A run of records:
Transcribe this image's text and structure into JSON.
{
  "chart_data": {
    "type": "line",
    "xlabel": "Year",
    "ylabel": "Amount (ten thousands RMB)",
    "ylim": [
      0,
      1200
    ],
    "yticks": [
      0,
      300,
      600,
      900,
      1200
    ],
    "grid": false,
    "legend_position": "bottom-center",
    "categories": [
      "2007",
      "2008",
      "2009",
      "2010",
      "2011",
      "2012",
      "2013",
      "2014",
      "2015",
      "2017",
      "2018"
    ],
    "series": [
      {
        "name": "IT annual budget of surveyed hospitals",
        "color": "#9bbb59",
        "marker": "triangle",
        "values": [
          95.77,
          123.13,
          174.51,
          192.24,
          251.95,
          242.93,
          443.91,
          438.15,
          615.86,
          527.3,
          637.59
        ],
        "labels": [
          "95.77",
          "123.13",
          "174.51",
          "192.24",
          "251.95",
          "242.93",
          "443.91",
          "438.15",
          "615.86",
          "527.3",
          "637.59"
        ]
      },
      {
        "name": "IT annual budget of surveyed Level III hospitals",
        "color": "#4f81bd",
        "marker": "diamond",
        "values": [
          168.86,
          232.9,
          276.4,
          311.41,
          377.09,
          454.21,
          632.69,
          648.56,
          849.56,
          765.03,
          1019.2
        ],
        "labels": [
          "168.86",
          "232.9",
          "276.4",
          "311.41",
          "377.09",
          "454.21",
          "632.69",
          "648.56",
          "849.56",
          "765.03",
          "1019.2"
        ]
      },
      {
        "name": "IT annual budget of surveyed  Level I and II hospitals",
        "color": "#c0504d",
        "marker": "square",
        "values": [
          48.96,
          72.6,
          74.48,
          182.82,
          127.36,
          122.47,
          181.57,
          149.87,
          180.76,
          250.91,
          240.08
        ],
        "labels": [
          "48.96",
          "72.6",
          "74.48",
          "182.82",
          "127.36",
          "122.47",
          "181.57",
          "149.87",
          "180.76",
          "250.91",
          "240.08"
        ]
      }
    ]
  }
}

Goal: Report the number of lines in the entries above that include the string "name". Give nothing but the number.

Solution to the exercise: 3